Stored records:

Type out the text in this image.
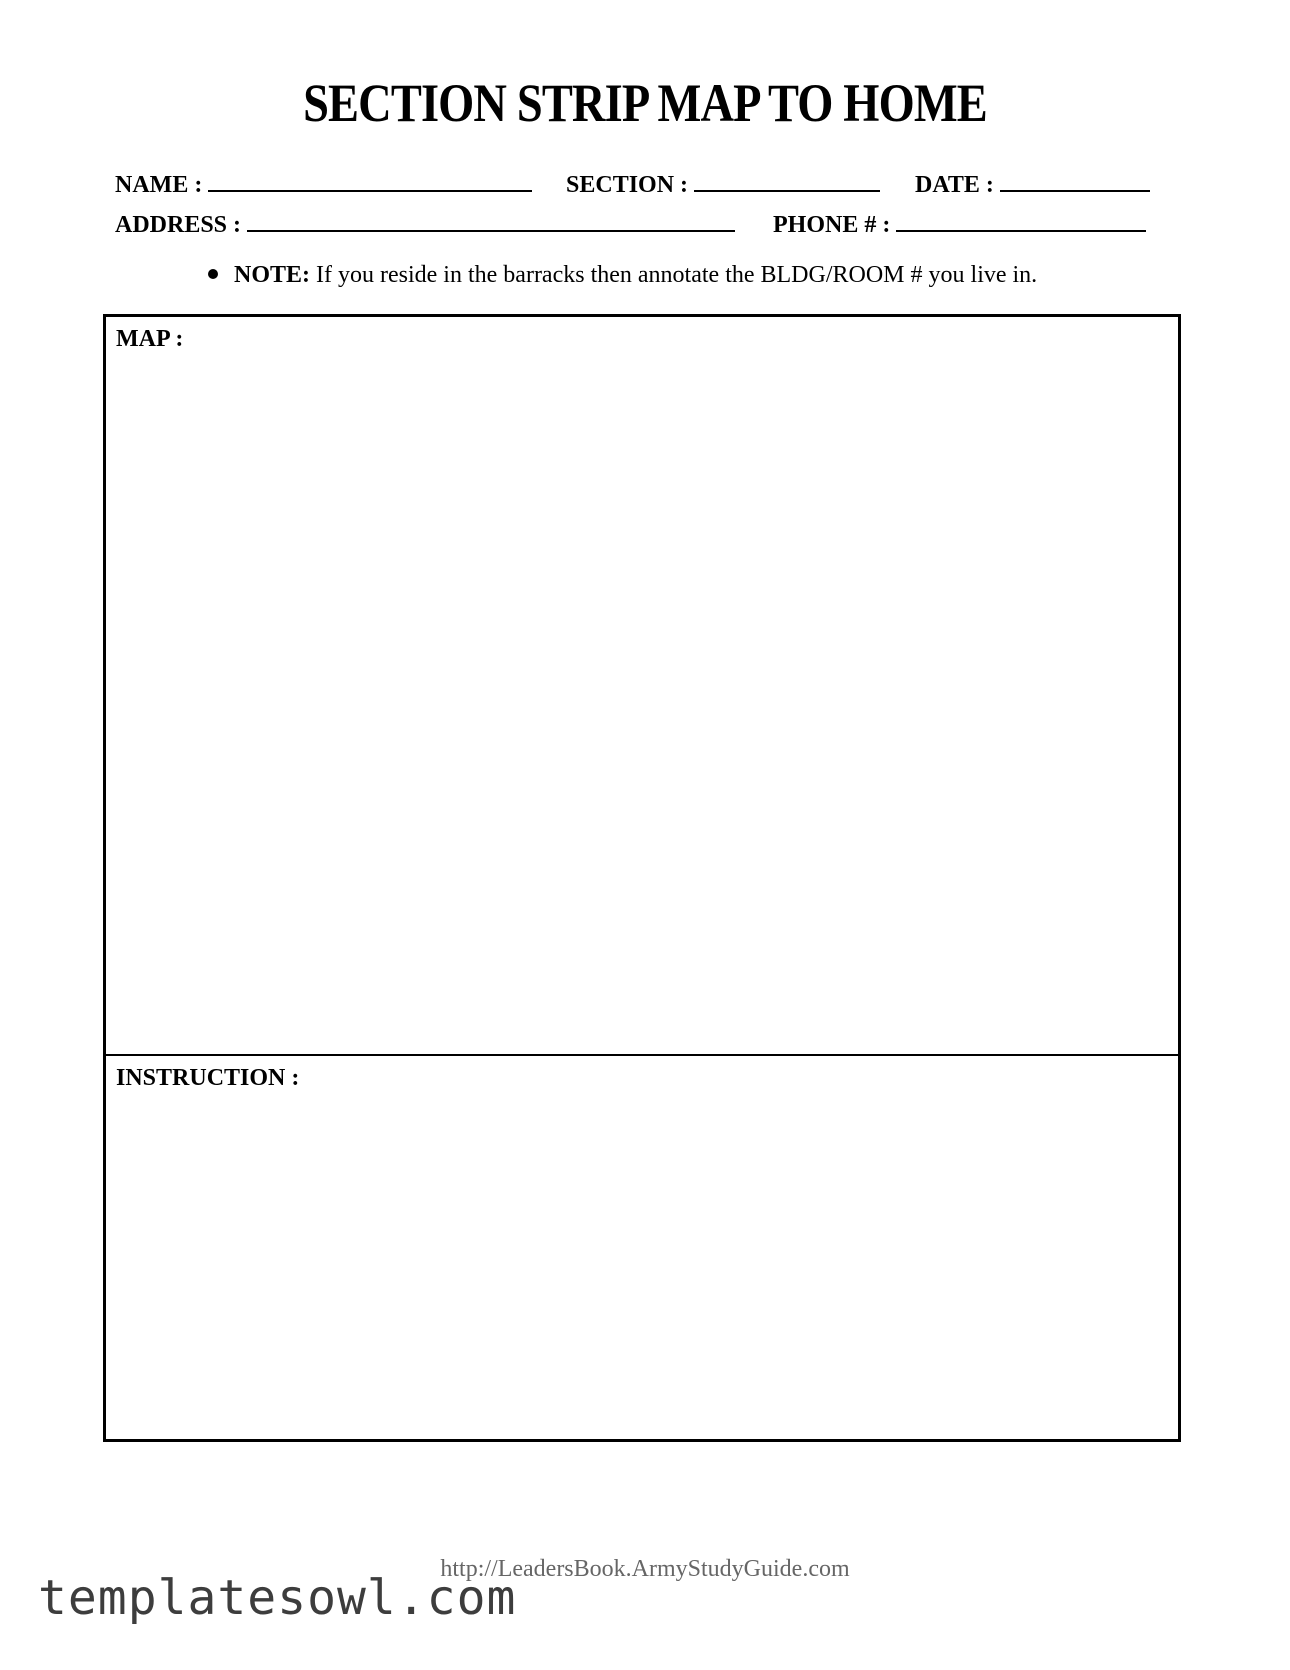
SECTION STRIP MAP TO HOME
NAME :	SECTION :	DATE :
ADDRESS :	PHONE # :
NOTE: If you reside in the barracks then annotate the BLDG/ROOM # you live in.
MAP :
INSTRUCTION :
http://LeadersBook.ArmyStudyGuide.com
templatesowl.com
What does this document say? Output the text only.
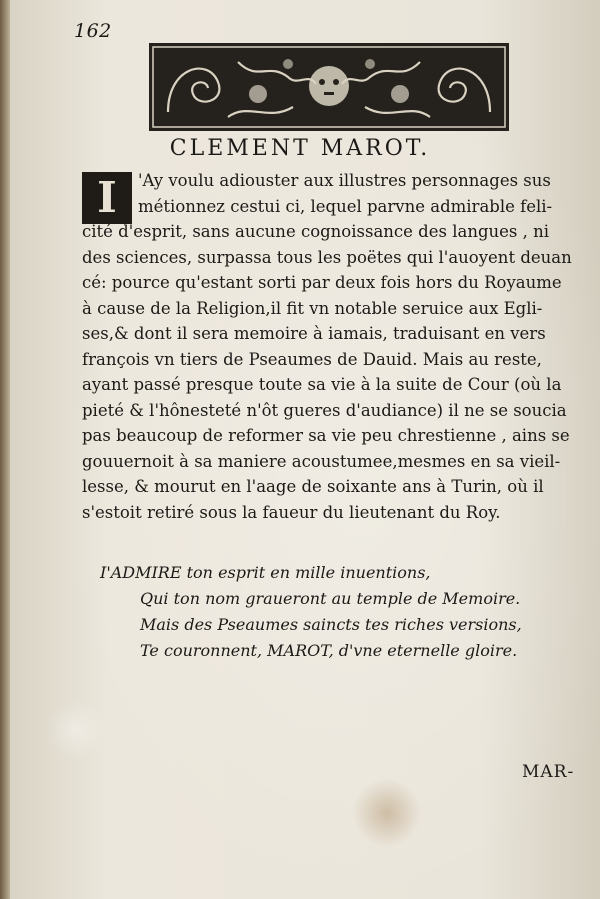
162
CLEMENT MAROT.
I	'Ay voulu adiouster aux illustres personnages sus
métionnez cestui ci, lequel parvne admirable feli-
cité d'esprit, sans aucune cognoissance des langues , ni
des sciences, surpassa tous les poëtes qui l'auoyent deuan
cé: pource qu'estant sorti par deux fois hors du Royaume
à cause de la Religion,il fit vn notable seruice aux Egli-
ses,& dont il sera memoire à iamais, traduisant en vers
françois vn tiers de Pseaumes de Dauid. Mais au reste,
ayant passé presque toute sa vie à la suite de Cour (où la
pieté & l'hônesteté n'ôt gueres d'audiance) il ne se soucia
pas beaucoup de reformer sa vie peu chrestienne , ains se
gouuernoit à sa maniere acoustumee,mesmes en sa vieil-
lesse, & mourut en l'aage de soixante ans à Turin, où il
s'estoit retiré sous la faueur du lieutenant du Roy.
I'ADMIRE ton esprit en mille inuentions,
Qui ton nom graueront au temple de Memoire.
Mais des Pseaumes saincts tes riches versions,
Te couronnent, MAROT, d'vne eternelle gloire.
MAR-
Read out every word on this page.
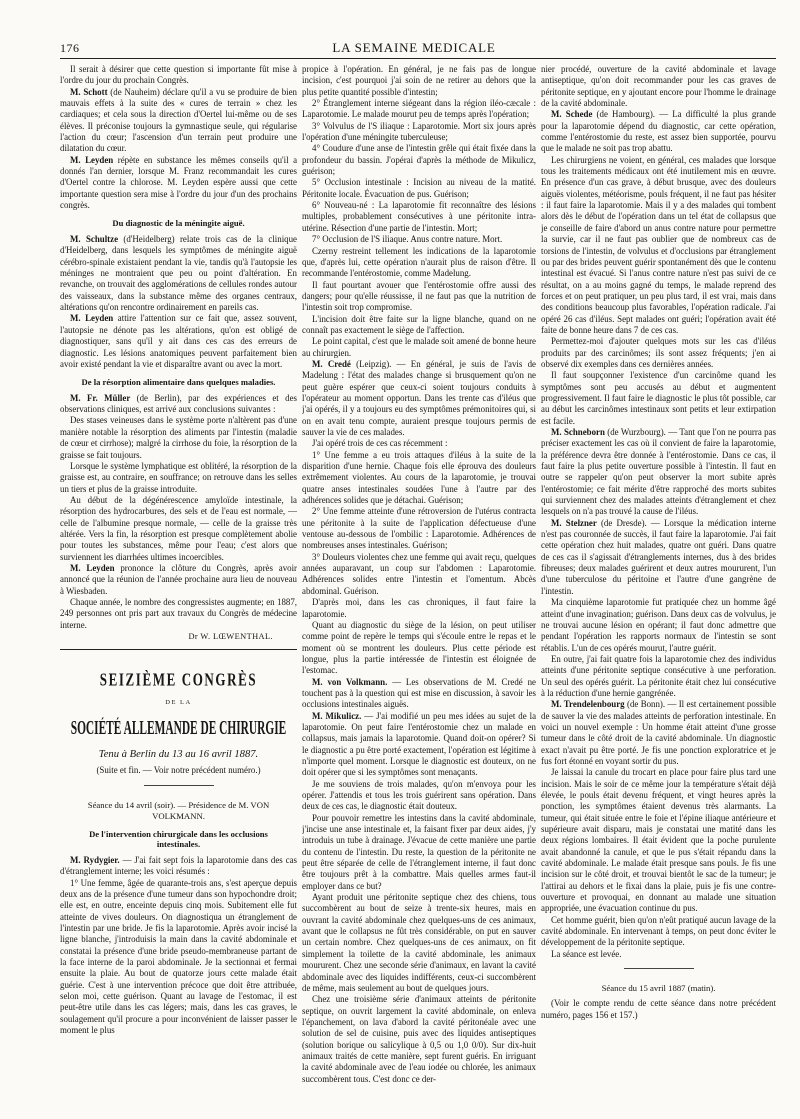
176	LA SEMAINE MEDICALE
Il serait à désirer que cette question si importante fût mise à l'ordre du jour du prochain Congrès.
M. Schott (de Nauheim) déclare qu'il a vu se produire de bien mauvais effets à la suite des « cures de terrain » chez les cardiaques; et cela sous la direction d'Oertel lui-même ou de ses élèves. Il préconise toujours la gymnastique seule, qui régularise l'action du cœur; l'ascension d'un terrain peut produire une dilatation du cœur.
M. Leyden répète en substance les mêmes conseils qu'il a donnés l'an dernier, lorsque M. Franz recommandait les cures d'Oertel contre la chlorose. M. Leyden espère aussi que cette importante question sera mise à l'ordre du jour d'un des prochains congrès.
Du diagnostic de la méningite aiguë.
M. Schultze (d'Heidelberg) relate trois cas de la clinique d'Heidelberg, dans lesquels les symptômes de méningite aiguë cérébro-spinale existaient pendant la vie, tandis qu'à l'autopsie les méninges ne montraient que peu ou point d'altération. En revanche, on trouvait des agglomérations de cellules rondes autour des vaisseaux, dans la substance même des organes centraux, altérations qu'on rencontre ordinairement en pareils cas.
M. Leyden attire l'attention sur ce fait que, assez souvent, l'autopsie ne dénote pas les altérations, qu'on est obligé de diagnostiquer, sans qu'il y ait dans ces cas des erreurs de diagnostic. Les lésions anatomiques peuvent parfaitement bien avoir existé pendant la vie et disparaître avant ou avec la mort.
De la résorption alimentaire dans quelques maladies.
M. Fr. Müller (de Berlin), par des expériences et des observations cliniques, est arrivé aux conclusions suivantes :
Des stases veineuses dans le système porte n'altèrent pas d'une manière notable la résorption des aliments par l'intestin (maladie de cœur et cirrhose); malgré la cirrhose du foie, la résorption de la graisse se fait toujours.
Lorsque le système lymphatique est oblitéré, la résorption de la graisse est, au contraire, en souffrance; on retrouve dans les selles un tiers et plus de la graisse introduite.
Au début de la dégénérescence amyloïde intestinale, la résorption des hydrocarbures, des sels et de l'eau est normale, — celle de l'albumine presque normale, — celle de la graisse très altérée. Vers la fin, la résorption est presque complètement abolie pour toutes les substances, même pour l'eau; c'est alors que surviennent les diarrhées ultimes incoercibles.
M. Leyden prononce la clôture du Congrès, après avoir annoncé que la réunion de l'année prochaine aura lieu de nouveau à Wiesbaden.
Chaque année, le nombre des congressistes augmente; en 1887, 249 personnes ont pris part aux travaux du Congrès de médecine interne.
Dr W. LŒWENTHAL.
SEIZIÈME CONGRÈS
DE LA
SOCIÉTÉ ALLEMANDE DE CHIRURGIE
Tenu à Berlin du 13 au 16 avril 1887.
(Suite et fin. — Voir notre précédent numéro.)
Séance du 14 avril (soir). — Présidence de M. VON VOLKMANN.
De l'intervention chirurgicale dans les occlusions intestinales.
M. Rydygier. — J'ai fait sept fois la laparotomie dans des cas d'étranglement interne; les voici résumés :
1° Une femme, âgée de quarante-trois ans, s'est aperçue depuis deux ans de la présence d'une tumeur dans son hypochondre droit; elle est, en outre, enceinte depuis cinq mois. Subitement elle fut atteinte de vives douleurs. On diagnostiqua un étranglement de l'intestin par une bride. Je fis la laparotomie. Après avoir incisé la ligne blanche, j'introduisis la main dans la cavité abdominale et constatai la présence d'une bride pseudo-membraneuse partant de la face interne de la paroi abdominale. Je la sectionnai et fermai ensuite la plaie. Au bout de quatorze jours cette malade était guérie. C'est à une intervention précoce que doit être attribuée, selon moi, cette guérison. Quant au lavage de l'estomac, il est peut-être utile dans les cas légers; mais, dans les cas graves, le soulagement qu'il procure a pour inconvénient de laisser passer le moment le plus
propice à l'opération. En général, je ne fais pas de longue incision, c'est pourquoi j'ai soin de ne retirer au dehors que la plus petite quantité possible d'intestin;
2° Étranglement interne siégeant dans la région iléo-cæcale : Laparotomie. Le malade mourut peu de temps après l'opération;
3° Volvulus de l'S iliaque : Laparotomie. Mort six jours après l'opération d'une méningite tuberculeuse;
4° Coudure d'une anse de l'intestin grêle qui était fixée dans la profondeur du bassin. J'opérai d'après la méthode de Mikulicz, guérison;
5° Occlusion intestinale : Incision au niveau de la matité. Péritonite locale. Évacuation de pus. Guérison;
6° Nouveau-né : La laparotomie fit reconnaître des lésions multiples, probablement consécutives à une péritonite intra-utérine. Résection d'une partie de l'intestin. Mort;
7° Occlusion de l'S iliaque. Anus contre nature. Mort.
Czerny restreint tellement les indications de la laparotomie que, d'après lui, cette opération n'aurait plus de raison d'être. Il recommande l'entérostomie, comme Madelung.
Il faut pourtant avouer que l'entérostomie offre aussi des dangers; pour qu'elle réussisse, il ne faut pas que la nutrition de l'intestin soit trop compromise.
L'incision doit être faite sur la ligne blanche, quand on ne connaît pas exactement le siège de l'affection.
Le point capital, c'est que le malade soit amené de bonne heure au chirurgien.
M. Credé (Leipzig). — En général, je suis de l'avis de Madelung : l'état des malades change si brusquement qu'on ne peut guère espérer que ceux-ci soient toujours conduits à l'opérateur au moment opportun. Dans les trente cas d'iléus que j'ai opérés, il y a toujours eu des symptômes prémonitoires qui, si on en avait tenu compte, auraient presque toujours permis de sauver la vie de ces malades.
J'ai opéré trois de ces cas récemment :
1° Une femme a eu trois attaques d'iléus à la suite de la disparition d'une hernie. Chaque fois elle éprouva des douleurs extrêmement violentes. Au cours de la laparotomie, je trouvai quatre anses intestinales soudées l'une à l'autre par des adhérences solides que je détachai. Guérison;
2° Une femme atteinte d'une rétroversion de l'utérus contracta une péritonite à la suite de l'application défectueuse d'une ventouse au-dessous de l'ombilic : Laparotomie. Adhérences de nombreuses anses intestinales. Guérison;
3° Douleurs violentes chez une femme qui avait reçu, quelques années auparavant, un coup sur l'abdomen : Laparotomie. Adhérences solides entre l'intestin et l'omentum. Abcès abdominal. Guérison.
D'après moi, dans les cas chroniques, il faut faire la laparotomie.
Quant au diagnostic du siège de la lésion, on peut utiliser comme point de repère le temps qui s'écoule entre le repas et le moment où se montrent les douleurs. Plus cette période est longue, plus la partie intéressée de l'intestin est éloignée de l'estomac.
M. von Volkmann. — Les observations de M. Credé ne touchent pas à la question qui est mise en discussion, à savoir les occlusions intestinales aiguës.
M. Mikulicz. — J'ai modifié un peu mes idées au sujet de la laparotomie. On peut faire l'entérostomie chez un malade en collapsus, mais jamais la laparotomie. Quand doit-on opérer? Si le diagnostic a pu être porté exactement, l'opération est légitime à n'importe quel moment. Lorsque le diagnostic est douteux, on ne doit opérer que si les symptômes sont menaçants.
Je me souviens de trois malades, qu'on m'envoya pour les opérer. J'attendis et tous les trois guérirent sans opération. Dans deux de ces cas, le diagnostic était douteux.
Pour pouvoir remettre les intestins dans la cavité abdominale, j'incise une anse intestinale et, la faisant fixer par deux aides, j'y introduis un tube à drainage. J'évacue de cette manière une partie du contenu de l'intestin. Du reste, la question de la péritonite ne peut être séparée de celle de l'étranglement interne, il faut donc être toujours prêt à la combattre. Mais quelles armes faut-il employer dans ce but?
Ayant produit une péritonite septique chez des chiens, tous succombèrent au bout de seize à trente-six heures, mais en ouvrant la cavité abdominale chez quelques-uns de ces animaux, avant que le collapsus ne fût très considérable, on put en sauver un certain nombre. Chez quelques-uns de ces animaux, on fit simplement la toilette de la cavité abdominale, les animaux moururent. Chez une seconde série d'animaux, en lavant la cavité abdominale avec des liquides indifférents, ceux-ci succombèrent de même, mais seulement au bout de quelques jours.
Chez une troisième série d'animaux atteints de péritonite septique, on ouvrit largement la cavité abdominale, on enleva l'épanchement, on lava d'abord la cavité péritonéale avec une solution de sel de cuisine, puis avec des liquides antiseptiques (solution borique ou salicylique à 0,5 ou 1,0 0/0). Sur dix-huit animaux traités de cette manière, sept furent guéris. En irriguant la cavité abdominale avec de l'eau iodée ou chlorée, les animaux succombèrent tous. C'est donc ce der-
nier procédé, ouverture de la cavité abdominale et lavage antiseptique, qu'on doit recommander pour les cas graves de péritonite septique, en y ajoutant encore pour l'homme le drainage de la cavité abdominale.
M. Schede (de Hambourg). — La difficulté la plus grande pour la laparotomie dépend du diagnostic, car cette opération, comme l'entérostomie du reste, est assez bien supportée, pourvu que le malade ne soit pas trop abattu.
Les chirurgiens ne voient, en général, ces malades que lorsque tous les traitements médicaux ont été inutilement mis en œuvre. En présence d'un cas grave, à début brusque, avec des douleurs aiguës violentes, météorisme, pouls fréquent, il ne faut pas hésiter : il faut faire la laparotomie. Mais il y a des malades qui tombent alors dès le début de l'opération dans un tel état de collapsus que je conseille de faire d'abord un anus contre nature pour permettre la survie, car il ne faut pas oublier que de nombreux cas de torsions de l'intestin, de volvulus et d'occlusions par étranglement ou par des brides peuvent guérir spontanément dès que le contenu intestinal est évacué. Si l'anus contre nature n'est pas suivi de ce résultat, on a au moins gagné du temps, le malade reprend des forces et on peut pratiquer, un peu plus tard, il est vrai, mais dans des conditions beaucoup plus favorables, l'opération radicale. J'ai opéré 26 cas d'iléus. Sept malades ont guéri; l'opération avait été faite de bonne heure dans 7 de ces cas.
Permettez-moi d'ajouter quelques mots sur les cas d'iléus produits par des carcinômes; ils sont assez fréquents; j'en ai observé dix exemples dans ces dernières années.
Il faut soupçonner l'existence d'un carcinôme quand les symptômes sont peu accusés au début et augmentent progressivement. Il faut faire le diagnostic le plus tôt possible, car au début les carcinômes intestinaux sont petits et leur extirpation est facile.
M. Schneborn (de Wurzbourg). — Tant que l'on ne pourra pas préciser exactement les cas où il convient de faire la laparotomie, la préférence devra être donnée à l'entérostomie. Dans ce cas, il faut faire la plus petite ouverture possible à l'intestin. Il faut en outre se rappeler qu'on peut observer la mort subite après l'entérostomie; ce fait mérite d'être rapproché des morts subites qui surviennent chez des malades atteints d'étranglement et chez lesquels on n'a pas trouvé la cause de l'iléus.
M. Stelzner (de Dresde). — Lorsque la médication interne n'est pas couronnée de succès, il faut faire la laparotomie. J'ai fait cette opération chez huit malades, quatre ont guéri. Dans quatre de ces cas il s'agissait d'étranglements internes, dus à des brides fibreuses; deux malades guérirent et deux autres moururent, l'un d'une tuberculose du péritoine et l'autre d'une gangrène de l'intestin.
Ma cinquième laparotomie fut pratiquée chez un homme âgé atteint d'une invagination; guérison. Dans deux cas de volvulus, je ne trouvai aucune lésion en opérant; il faut donc admettre que pendant l'opération les rapports normaux de l'intestin se sont rétablis. L'un de ces opérés mourut, l'autre guérit.
En outre, j'ai fait quatre fois la laparotomie chez des individus atteints d'une péritonite septique consécutive à une perforation. Un seul des opérés guérit. La péritonite était chez lui consécutive à la réduction d'une hernie gangrénée.
M. Trendelenbourg (de Bonn). — Il est certainement possible de sauver la vie des malades atteints de perforation intestinale. En voici un nouvel exemple : Un homme était atteint d'une grosse tumeur dans le côté droit de la cavité abdominale. Un diagnostic exact n'avait pu être porté. Je fis une ponction exploratrice et je fus fort étonné en voyant sortir du pus.
Je laissai la canule du trocart en place pour faire plus tard une incision. Mais le soir de ce même jour la température s'était déjà élevée, le pouls était devenu fréquent, et vingt heures après la ponction, les symptômes étaient devenus très alarmants. La tumeur, qui était située entre le foie et l'épine iliaque antérieure et supérieure avait disparu, mais je constatai une matité dans les deux régions lombaires. Il était évident que la poche purulente avait abandonné la canule, et que le pus s'était répandu dans la cavité abdominale. Le malade était presque sans pouls. Je fis une incision sur le côté droit, et trouvai bientôt le sac de la tumeur; je l'attirai au dehors et le fixai dans la plaie, puis je fis une contre-ouverture et provoquai, en donnant au malade une situation appropriée, une évacuation continue du pus.
Cet homme guérit, bien qu'on n'eût pratiqué aucun lavage de la cavité abdominale. En intervenant à temps, on peut donc éviter le développement de la péritonite septique.
La séance est levée.
Séance du 15 avril 1887 (matin).
(Voir le compte rendu de cette séance dans notre précédent numéro, pages 156 et 157.)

Work instructions: Copy every line of the material in which the word "cause" occurs.

Result:
à cause de la Religion,il fit vn notable seruice aux Egli-
M. Schneborn (de Wurzbourg). — Tant que l'on ne pourra pas préciser exactement les cas où il convient de faire la laparotomie, la préférence devra être donnée à l'entérostomie. Dans ce cas, il faut faire la plus petite ouverture possible à l'intestin. Il faut en outre se rappeler qu'on peut observer la mort subite après l'entérostomie; ce fait mérite d'être rapproché des morts subites qui surviennent chez des malades atteints d'étranglement et chez lesquels on n'a pas trouvé la cause de l'iléus.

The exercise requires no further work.